*What to do*. Would you restate all the data that follows, word for word?

:: Recorded information ::

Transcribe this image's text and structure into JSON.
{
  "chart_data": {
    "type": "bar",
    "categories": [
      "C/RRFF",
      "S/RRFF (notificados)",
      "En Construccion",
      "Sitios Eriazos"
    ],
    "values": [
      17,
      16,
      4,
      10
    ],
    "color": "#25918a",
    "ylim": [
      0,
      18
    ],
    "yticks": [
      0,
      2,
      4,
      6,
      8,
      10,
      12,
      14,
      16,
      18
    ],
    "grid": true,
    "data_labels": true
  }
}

:::

*Full response*.
Transcribe this image's text and structure into JSON.
{
  "chart_data": {
    "type": "bar",
    "categories": [
      "C/RRFF",
      "S/RRFF (notificados)",
      "En Construccion",
      "Sitios Eriazos"
    ],
    "values": [
      17,
      16,
      4,
      10
    ],
    "color": "#25918a",
    "ylim": [
      0,
      18
    ],
    "yticks": [
      0,
      2,
      4,
      6,
      8,
      10,
      12,
      14,
      16,
      18
    ],
    "grid": true,
    "data_labels": true
  }
}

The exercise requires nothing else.